A minimally edited transcript

Nansen's “Everyday Mind Is Dao

Monday Morning, March 10, 1969

—it was very, very cold. It was November? I don't remember exactly. I told him, “Don't wear so much clothing. Even if you wear many clothes, you will not be so warm. And if your practice is sincere enough, even though you do not wear so much, you will not be so cold. If you are involved in intense practice, actually you don't feel so cold.”

And so he appeared in the zendo with only one thin shirt [laughs, laughter]. And he practiced. I said to him, “It may be too thin. You have to wear a little bit more.” [laughs, laughter]

But he said, “It's all right.” And he sat with just one shirt on his body. I talked about his experience because I want to talk about one koan: the famous koan of Nansen1—between Nansen and Joshu,2 Nansen's disciple. “Everyday Mind Is Dao.”3 I think you may know that koan.

A koan is not something to explain. Why we talk about it is to give some suggestion about how you practice zazen. It is a suggestion. We don't talk about what a koan means directly. We give you just a suggestion, and, according to the introduction or suggestion, you work on the koan. That is how we explain a koan and how you listen to a koan.

So you must not think about if you remember what I said, or if you understand what I said. There is no need for you to solve the koan. I am not trying to explain what is everyday mind or what is dao, but through this koan I want to give you some suggestion about how you practice shikantaza.

Actually, shikantaza and koan practice are not exactly the same, but there is not much difference. Shikantaza is a more condensed practice, more essential practice, or fundamental practice than koan practice. The purpose of koan practice is the same as shikantaza. Anyway, I want you to understand how you practice our way by explaining this koan of “Everyday Mind Is Dao.”

You may think that if you practice well enough then you have power which could be extended in your everyday life. Actually it is so, but how you acquire this kind of power is a different matter. When you have power, then you can extend that power to everyday life. But, how you can obtain that power will be the next question. You may wonder what kind of experience you will have when you have acquired the power [laughs]. This kind of question will continue endlessly. How you will acquire that kind of power, or how to extend the power to everyday life.

So anyway I will explain, first of all, this koan:

Joshu asked his teacher Nansen, “What is dao?” What is dao?

**DATA SUPPLIED**:

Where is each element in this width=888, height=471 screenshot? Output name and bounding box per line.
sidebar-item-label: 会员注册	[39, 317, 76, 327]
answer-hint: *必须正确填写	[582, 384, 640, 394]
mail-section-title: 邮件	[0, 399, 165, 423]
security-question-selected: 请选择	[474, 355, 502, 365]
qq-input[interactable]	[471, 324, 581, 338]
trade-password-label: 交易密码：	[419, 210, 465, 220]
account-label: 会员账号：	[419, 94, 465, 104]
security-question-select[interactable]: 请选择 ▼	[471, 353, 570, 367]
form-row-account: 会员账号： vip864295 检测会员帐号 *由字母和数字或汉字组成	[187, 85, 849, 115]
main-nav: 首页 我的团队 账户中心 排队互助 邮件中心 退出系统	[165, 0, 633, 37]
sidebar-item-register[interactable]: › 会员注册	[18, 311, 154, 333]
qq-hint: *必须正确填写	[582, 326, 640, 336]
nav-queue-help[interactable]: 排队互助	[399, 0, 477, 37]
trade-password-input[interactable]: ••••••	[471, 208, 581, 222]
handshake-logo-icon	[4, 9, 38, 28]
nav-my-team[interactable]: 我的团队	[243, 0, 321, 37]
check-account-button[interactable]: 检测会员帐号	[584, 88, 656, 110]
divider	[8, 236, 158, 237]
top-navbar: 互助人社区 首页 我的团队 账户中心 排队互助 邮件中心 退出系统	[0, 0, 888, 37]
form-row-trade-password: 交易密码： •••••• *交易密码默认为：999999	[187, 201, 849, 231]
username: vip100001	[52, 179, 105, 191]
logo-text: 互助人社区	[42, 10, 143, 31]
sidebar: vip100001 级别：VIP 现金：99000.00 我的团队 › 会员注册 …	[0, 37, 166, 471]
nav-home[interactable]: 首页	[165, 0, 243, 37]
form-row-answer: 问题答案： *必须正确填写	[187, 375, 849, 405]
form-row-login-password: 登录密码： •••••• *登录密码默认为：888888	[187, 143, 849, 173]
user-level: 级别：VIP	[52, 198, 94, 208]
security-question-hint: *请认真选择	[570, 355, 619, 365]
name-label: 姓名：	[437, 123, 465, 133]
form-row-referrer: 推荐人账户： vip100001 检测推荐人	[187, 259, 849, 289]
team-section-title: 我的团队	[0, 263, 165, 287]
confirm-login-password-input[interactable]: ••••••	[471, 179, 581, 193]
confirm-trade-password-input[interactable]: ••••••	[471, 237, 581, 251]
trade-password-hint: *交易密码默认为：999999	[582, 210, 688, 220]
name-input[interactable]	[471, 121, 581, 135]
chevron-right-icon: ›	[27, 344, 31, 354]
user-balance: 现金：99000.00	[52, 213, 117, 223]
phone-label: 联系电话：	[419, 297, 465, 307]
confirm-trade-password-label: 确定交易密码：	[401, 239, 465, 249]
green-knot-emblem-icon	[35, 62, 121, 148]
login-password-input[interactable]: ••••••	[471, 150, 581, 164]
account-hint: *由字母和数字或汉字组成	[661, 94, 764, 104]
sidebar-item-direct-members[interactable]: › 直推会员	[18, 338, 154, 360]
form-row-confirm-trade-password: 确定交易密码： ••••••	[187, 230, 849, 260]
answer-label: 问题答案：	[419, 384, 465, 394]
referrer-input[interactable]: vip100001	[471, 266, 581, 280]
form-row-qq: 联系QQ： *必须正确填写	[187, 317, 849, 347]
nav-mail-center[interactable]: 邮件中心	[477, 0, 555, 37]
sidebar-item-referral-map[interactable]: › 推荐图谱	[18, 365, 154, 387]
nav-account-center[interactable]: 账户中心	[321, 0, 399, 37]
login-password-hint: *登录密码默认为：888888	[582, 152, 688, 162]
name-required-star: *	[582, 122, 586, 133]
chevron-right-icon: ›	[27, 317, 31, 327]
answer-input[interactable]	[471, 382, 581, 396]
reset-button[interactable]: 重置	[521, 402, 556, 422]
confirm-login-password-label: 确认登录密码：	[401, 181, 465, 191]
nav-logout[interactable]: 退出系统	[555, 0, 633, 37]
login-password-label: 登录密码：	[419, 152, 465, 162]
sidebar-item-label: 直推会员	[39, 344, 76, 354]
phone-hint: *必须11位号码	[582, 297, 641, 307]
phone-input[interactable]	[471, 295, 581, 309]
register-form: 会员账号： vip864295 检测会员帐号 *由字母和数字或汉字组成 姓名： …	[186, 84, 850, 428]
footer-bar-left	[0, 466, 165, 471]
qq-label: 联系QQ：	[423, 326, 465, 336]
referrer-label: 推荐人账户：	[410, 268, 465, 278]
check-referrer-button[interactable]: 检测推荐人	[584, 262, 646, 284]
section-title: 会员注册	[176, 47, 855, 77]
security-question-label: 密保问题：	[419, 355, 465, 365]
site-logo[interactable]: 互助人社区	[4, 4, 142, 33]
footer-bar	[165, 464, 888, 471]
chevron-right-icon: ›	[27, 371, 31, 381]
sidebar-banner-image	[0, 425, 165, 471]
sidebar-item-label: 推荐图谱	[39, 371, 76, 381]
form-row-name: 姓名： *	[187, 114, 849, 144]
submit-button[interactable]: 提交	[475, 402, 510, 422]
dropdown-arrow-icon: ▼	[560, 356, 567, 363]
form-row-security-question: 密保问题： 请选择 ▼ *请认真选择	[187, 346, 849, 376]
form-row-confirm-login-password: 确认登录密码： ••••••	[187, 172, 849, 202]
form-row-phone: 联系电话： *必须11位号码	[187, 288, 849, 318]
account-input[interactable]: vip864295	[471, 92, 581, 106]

**SET TASKS**:
[1] Reproduce verbatim the stretch of rows from their first line through the line containing "top-navbar: 互助人社区 首页".
[2] Continue the transcript of the talk on Nansen's koan "Everyday Mind Is Dao" from the point where it stops.

**ANSWERS FOR THIS EXERCISE**:
[1]
Where is each element in this width=888, height=471 screenshot? Output name and bounding box per line.
sidebar-item-label: 会员注册	[39, 317, 76, 327]
answer-hint: *必须正确填写	[582, 384, 640, 394]
mail-section-title: 邮件	[0, 399, 165, 423]
security-question-selected: 请选择	[474, 355, 502, 365]
qq-input[interactable]	[471, 324, 581, 338]
trade-password-label: 交易密码：	[419, 210, 465, 220]
account-label: 会员账号：	[419, 94, 465, 104]
security-question-select[interactable]: 请选择 ▼	[471, 353, 570, 367]
form-row-account: 会员账号： vip864295 检测会员帐号 *由字母和数字或汉字组成	[187, 85, 849, 115]
main-nav: 首页 我的团队 账户中心 排队互助 邮件中心 退出系统	[165, 0, 633, 37]
sidebar-item-register[interactable]: › 会员注册	[18, 311, 154, 333]
qq-hint: *必须正确填写	[582, 326, 640, 336]
nav-queue-help[interactable]: 排队互助	[399, 0, 477, 37]
trade-password-input[interactable]: ••••••	[471, 208, 581, 222]
handshake-logo-icon	[4, 9, 38, 28]
nav-my-team[interactable]: 我的团队	[243, 0, 321, 37]
check-account-button[interactable]: 检测会员帐号	[584, 88, 656, 110]
divider	[8, 236, 158, 237]
top-navbar: 互助人社区 首页 我的团队 账户中心 排队互助 邮件中心 退出系统	[0, 0, 888, 37]

[2]
And his teacher Nansen answered, “Everyday mind is dao.”

And Joshu4 asked his teacher again, “How to accord with the dao?” or “How to follow the dao? Tell me how to accord with the dao.” That was Joshu's question.

And Nansen said, “The more you try to follow the dao, the more you will lose the dao.” [Laughs.] That was his answer. And he continued, “The true power does not belong to the matter of attaining it,” or “the matter of being aware of it or not aware of it, or attaining it or not attaining it. If your practice goes beyond the matter of attaining it or not attaining it, your mind will be like a boundless blue sky. And, you will have no problem in your everyday life.” That was his answer.

Now I want to come back to the discussion between one of you students and me. He said he wanted to have a vacation or to go to see someone, and he wanted to leave Tassajara for one week. I wanted to know why he felt that way. And at last I found out. Before, he rigidly, strictly attached to or strictly observed the Tassajara way. But, now he feels that to observe his way strictly with the idea to observe Tassajara way is right, and not to practice even for one day is not good.

So, his practice in other words, involved right or wrong—right practice or wrong practice. And, he found out that our practice should go beyond right or wrong. “If so, what is wrong in my idea of leaving Tassajara for one week? [Laughs.] Before I saw things in that way, but now I don't understand our way in that way. I don't understand our way so rigidly. So, sometimes we can leave Tassajara. What is wrong if I leave Tassajara when I want to leave?” That was why he now wanted to leave Tassajara.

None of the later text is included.